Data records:
┄┄┄┄┄┄
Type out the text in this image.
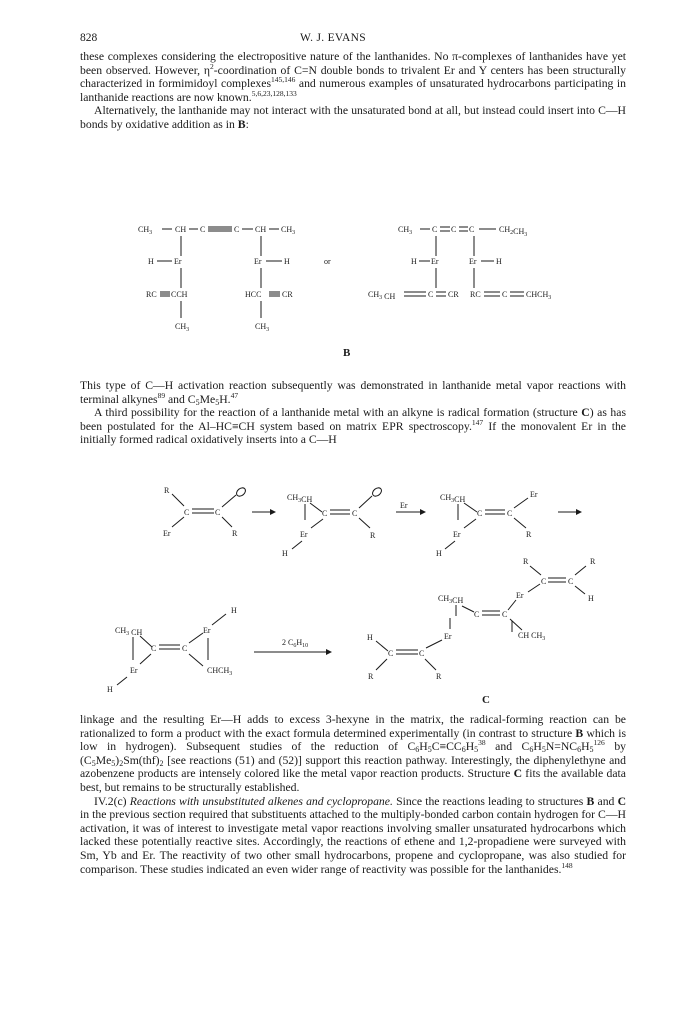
828	W. J. EVANS

these complexes considering the electropositive nature of the lanthanides. No π-complexes of lanthanides have yet been observed. However, $\eta^2$-coordination of C=N double bonds to trivalent Er and Y centers has been structurally characterized in formimidoyl complexes$^{145,146}$ and numerous examples of unsaturated hydrocarbons participating in lanthanide reactions are now known.$^{5,6,23,128,133}$

Alternatively, the lanthanide may not interact with the unsaturated bond at all, but instead could insert into C—H bonds by oxidative addition as in B:

$CH_3$	CH C	C CH $CH_3$
H	Er
RC CCH
$CH_3$
Er	H
HCC	CR
$CH_3$
or
$CH_3$ C C C	$CH_2CH_3$
H Er	Er H
$CH_3$ CH	C CR RC	C $CHCH_3$
B

This type of C—H activation reaction subsequently was demonstrated in lanthanide metal vapor reactions with terminal alkynes$^{89}$ and $C_5Me_5H.^{47}$

A third possibility for the reaction of a lanthanide metal with an alkyne is radical formation (structure C) as has been postulated for the Al–HC≡CH system based on matrix EPR spectroscopy.$^{147}$ If the monovalent Er in the initially formed radical oxidatively inserts into a C—H

R
C	C
Er	R
$CH_3CH$
C	C
Er	R
H
Er
$CH_3CH$
C	C
Er
Er	R
H
$CH_3$ CH
C	C
Er
H
$CHCH_3$
Er
H
2 $C_6H_{10}$
H
C	C
R	R
Er
$CH_3CH$
C	C
CH $CH_3$
Er
C	C
R	R
H
C

linkage and the resulting Er—H adds to excess 3-hexyne in the matrix, the radical-forming reaction can be rationalized to form a product with the exact formula determined experimentally (in contrast to structure B which is low in hydrogen). Subsequent studies of the reduction of $C_6H_5C\equiv CC_6H_5^{38}$ and $C_6H_5N=NC_6H_5^{126}$ by $(C_5Me_5)_2Sm(thf)_2$ [see reactions (51) and (52)] support this reaction pathway. Interestingly, the diphenylethyne and azobenzene products are intensely colored like the metal vapor reaction products. Structure C fits the available data best, but remains to be structurally established.

IV.2(c) Reactions with unsubstituted alkenes and cyclopropane. Since the reactions leading to structures B and C in the previous section required that substituents attached to the multiply-bonded carbon contain hydrogen for C—H activation, it was of interest to investigate metal vapor reactions involving smaller unsaturated hydrocarbons which lacked these potentially reactive sites. Accordingly, the reactions of ethene and 1,2-propadiene were surveyed with Sm, Yb and Er. The reactivity of two other small hydrocarbons, propene and cyclopropane, was also studied for comparison. These studies indicated an even wider range of reactivity was possible for the lanthanides.$^{148}$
┄┄┄┄┄┄
▶ THE EXERCISE
Pictures are excluded; copy all other data exactly as shown.

▶ EXERCISE RESPONSE
Type out the text in this image.
828	W. J. EVANS

these complexes considering the electropositive nature of the lanthanides. No π-complexes of lanthanides have yet been observed. However, $\eta^2$-coordination of C=N double bonds to trivalent Er and Y centers has been structurally characterized in formimidoyl complexes$^{145,146}$ and numerous examples of unsaturated hydrocarbons participating in lanthanide reactions are now known.$^{5,6,23,128,133}$

Alternatively, the lanthanide may not interact with the unsaturated bond at all, but instead could insert into C—H bonds by oxidative addition as in B:

$CH_3$	CH C	C CH $CH_3$
H	Er
RC CCH
$CH_3$
Er	H
HCC	CR
$CH_3$
or
$CH_3$ C C C	$CH_2CH_3$
H Er	Er H
$CH_3$ CH	C CR RC	C $CHCH_3$
B

This type of C—H activation reaction subsequently was demonstrated in lanthanide metal vapor reactions with terminal alkynes$^{89}$ and $C_5Me_5H.^{47}$

A third possibility for the reaction of a lanthanide metal with an alkyne is radical formation (structure C) as has been postulated for the Al–HC≡CH system based on matrix EPR spectroscopy.$^{147}$ If the monovalent Er in the initially formed radical oxidatively inserts into a C—H

R
C	C
Er	R
$CH_3CH$
C	C
Er	R
H
Er
$CH_3CH$
C	C
Er
Er	R
H
$CH_3$ CH
C	C
Er
H
$CHCH_3$
Er
H
2 $C_6H_{10}$
H
C	C
R	R
Er
$CH_3CH$
C	C
CH $CH_3$
Er
C	C
R	R
H
C

linkage and the resulting Er—H adds to excess 3-hexyne in the matrix, the radical-forming reaction can be rationalized to form a product with the exact formula determined experimentally (in contrast to structure B which is low in hydrogen). Subsequent studies of the reduction of $C_6H_5C\equiv CC_6H_5^{38}$ and $C_6H_5N=NC_6H_5^{126}$ by $(C_5Me_5)_2Sm(thf)_2$ [see reactions (51) and (52)] support this reaction pathway. Interestingly, the diphenylethyne and azobenzene products are intensely colored like the metal vapor reaction products. Structure C fits the available data best, but remains to be structurally established.

IV.2(c) Reactions with unsubstituted alkenes and cyclopropane. Since the reactions leading to structures B and C in the previous section required that substituents attached to the multiply-bonded carbon contain hydrogen for C—H activation, it was of interest to investigate metal vapor reactions involving smaller unsaturated hydrocarbons which lacked these potentially reactive sites. Accordingly, the reactions of ethene and 1,2-propadiene were surveyed with Sm, Yb and Er. The reactivity of two other small hydrocarbons, propene and cyclopropane, was also studied for comparison. These studies indicated an even wider range of reactivity was possible for the lanthanides.$^{148}$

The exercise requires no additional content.